**YOUR GOAL:**
Return every line below in which "składane" appears.

**Dataset entries:**
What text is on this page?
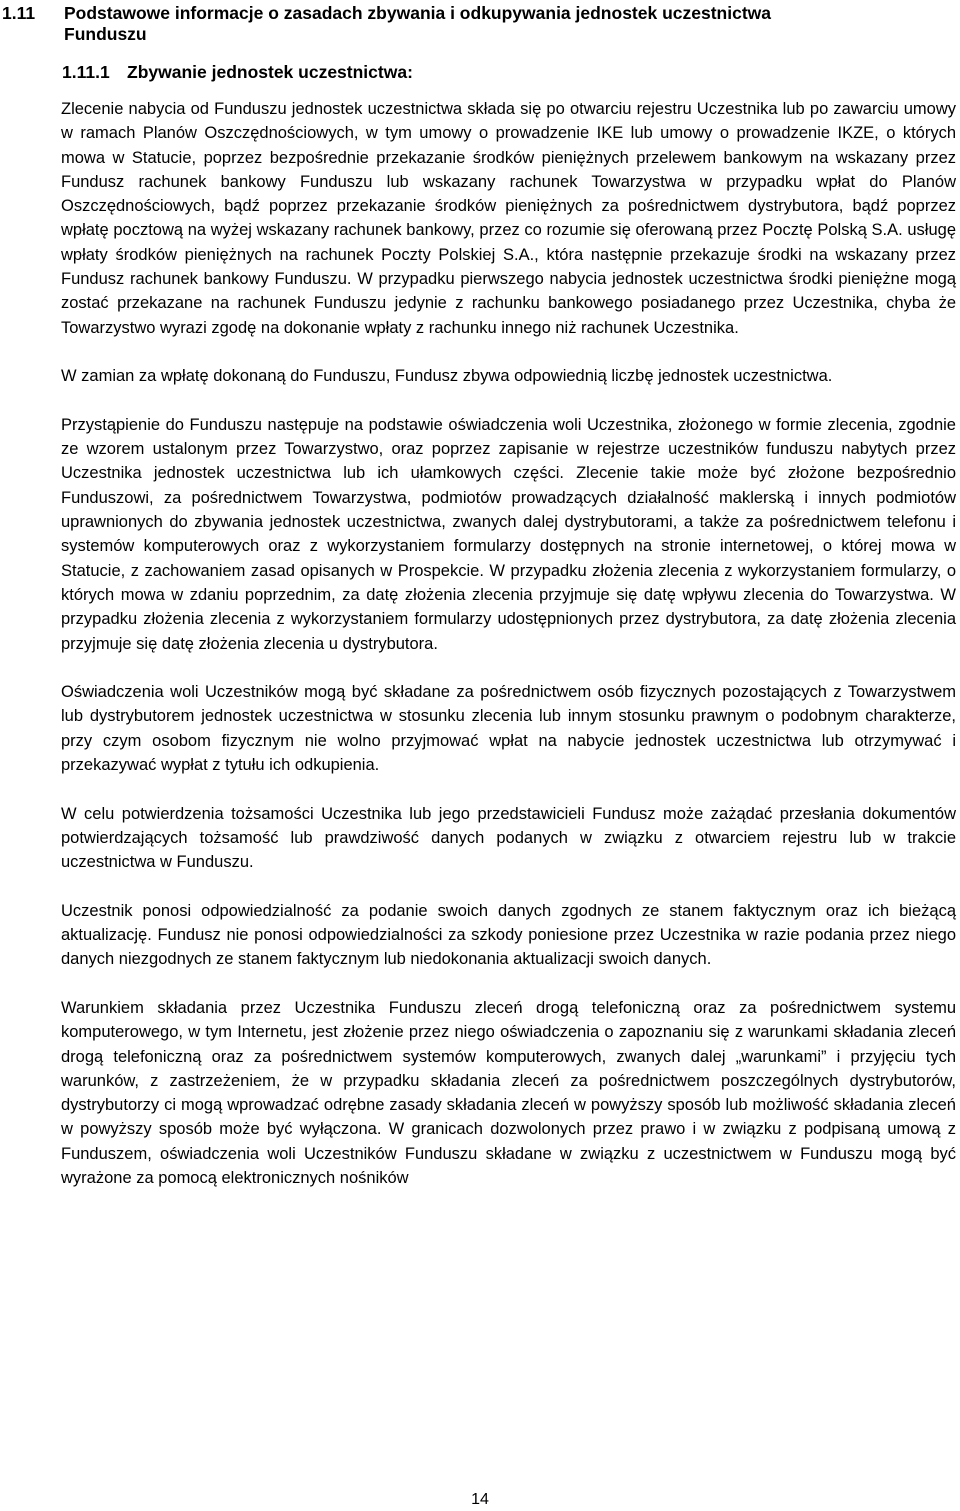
1.11 Podstawowe informacje o zasadach zbywania i odkupywania jednostek uczestnictwa
Funduszu
1.11.1 Zbywanie jednostek uczestnictwa:

Zlecenie nabycia od Funduszu jednostek uczestnictwa składa się po otwarciu rejestru Uczestnika lub po zawarciu umowy w ramach Planów Oszczędnościowych, w tym umowy o prowadzenie IKE lub umowy o prowadzenie IKZE, o których mowa w Statucie, poprzez bezpośrednie przekazanie środków pieniężnych przelewem bankowym na wskazany przez Fundusz rachunek bankowy Funduszu lub wskazany rachunek Towarzystwa w przypadku wpłat do Planów Oszczędnościowych, bądź poprzez przekazanie środków pieniężnych za pośrednictwem dystrybutora, bądź poprzez wpłatę pocztową na wyżej wskazany rachunek bankowy, przez co rozumie się oferowaną przez Pocztę Polską S.A. usługę wpłaty środków pieniężnych na rachunek Poczty Polskiej S.A., która następnie przekazuje środki na wskazany przez Fundusz rachunek bankowy Funduszu. W przypadku pierwszego nabycia jednostek uczestnictwa środki pieniężne mogą zostać przekazane na rachunek Funduszu jedynie z rachunku bankowego posiadanego przez Uczestnika, chyba że Towarzystwo wyrazi zgodę na dokonanie wpłaty z rachunku innego niż rachunek Uczestnika.

W zamian za wpłatę dokonaną do Funduszu, Fundusz zbywa odpowiednią liczbę jednostek uczestnictwa.

Przystąpienie do Funduszu następuje na podstawie oświadczenia woli Uczestnika, złożonego w formie zlecenia, zgodnie ze wzorem ustalonym przez Towarzystwo, oraz poprzez zapisanie w rejestrze uczestników funduszu nabytych przez Uczestnika jednostek uczestnictwa lub ich ułamkowych części. Zlecenie takie może być złożone bezpośrednio Funduszowi, za pośrednictwem Towarzystwa, podmiotów prowadzących działalność maklerską i innych podmiotów uprawnionych do zbywania jednostek uczestnictwa, zwanych dalej dystrybutorami, a także za pośrednictwem telefonu i systemów komputerowych oraz z wykorzystaniem formularzy dostępnych na stronie internetowej, o której mowa w Statucie, z zachowaniem zasad opisanych w Prospekcie. W przypadku złożenia zlecenia z wykorzystaniem formularzy, o których mowa w zdaniu poprzednim, za datę złożenia zlecenia przyjmuje się datę wpływu zlecenia do Towarzystwa. W przypadku złożenia zlecenia z wykorzystaniem formularzy udostępnionych przez dystrybutora, za datę złożenia zlecenia przyjmuje się datę złożenia zlecenia u dystrybutora.

Oświadczenia woli Uczestników mogą być składane za pośrednictwem osób fizycznych pozostających z Towarzystwem lub dystrybutorem jednostek uczestnictwa w stosunku zlecenia lub innym stosunku prawnym o podobnym charakterze, przy czym osobom fizycznym nie wolno przyjmować wpłat na nabycie jednostek uczestnictwa lub otrzymywać i przekazywać wypłat z tytułu ich odkupienia.

W celu potwierdzenia tożsamości Uczestnika lub jego przedstawicieli Fundusz może zażądać przesłania dokumentów potwierdzających tożsamość lub prawdziwość danych podanych w związku z otwarciem rejestru lub w trakcie uczestnictwa w Funduszu.

Uczestnik ponosi odpowiedzialność za podanie swoich danych zgodnych ze stanem faktycznym oraz ich bieżącą aktualizację. Fundusz nie ponosi odpowiedzialności za szkody poniesione przez Uczestnika w razie podania przez niego danych niezgodnych ze stanem faktycznym lub niedokonania aktualizacji swoich danych.

Warunkiem składania przez Uczestnika Funduszu zleceń drogą telefoniczną oraz za pośrednictwem systemu komputerowego, w tym Internetu, jest złożenie przez niego oświadczenia o zapoznaniu się z warunkami składania zleceń drogą telefoniczną oraz za pośrednictwem systemów komputerowych, zwanych dalej „warunkami” i przyjęciu tych warunków, z zastrzeżeniem, że w przypadku składania zleceń za pośrednictwem poszczególnych dystrybutorów, dystrybutorzy ci mogą wprowadzać odrębne zasady składania zleceń w powyższy sposób lub możliwość składania zleceń w powyższy sposób może być wyłączona. W granicach dozwolonych przez prawo i w związku z podpisaną umową z Funduszem, oświadczenia woli Uczestników Funduszu składane w związku z uczestnictwem w Funduszu mogą być wyrażone za pomocą elektronicznych nośników

14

**EXPECTED OUTPUT:**
Oświadczenia woli Uczestników mogą być składane za pośrednictwem osób fizycznych pozostających z Towarzystwem lub dystrybutorem jednostek uczestnictwa w stosunku zlecenia lub innym stosunku prawnym o podobnym charakterze, przy czym osobom fizycznym nie wolno przyjmować wpłat na nabycie jednostek uczestnictwa lub otrzymywać i przekazywać wypłat z tytułu ich odkupienia.
Warunkiem składania przez Uczestnika Funduszu zleceń drogą telefoniczną oraz za pośrednictwem systemu komputerowego, w tym Internetu, jest złożenie przez niego oświadczenia o zapoznaniu się z warunkami składania zleceń drogą telefoniczną oraz za pośrednictwem systemów komputerowych, zwanych dalej „warunkami” i przyjęciu tych warunków, z zastrzeżeniem, że w przypadku składania zleceń za pośrednictwem poszczególnych dystrybutorów, dystrybutorzy ci mogą wprowadzać odrębne zasady składania zleceń w powyższy sposób lub możliwość składania zleceń w powyższy sposób może być wyłączona. W granicach dozwolonych przez prawo i w związku z podpisaną umową z Funduszem, oświadczenia woli Uczestników Funduszu składane w związku z uczestnictwem w Funduszu mogą być wyrażone za pomocą elektronicznych nośników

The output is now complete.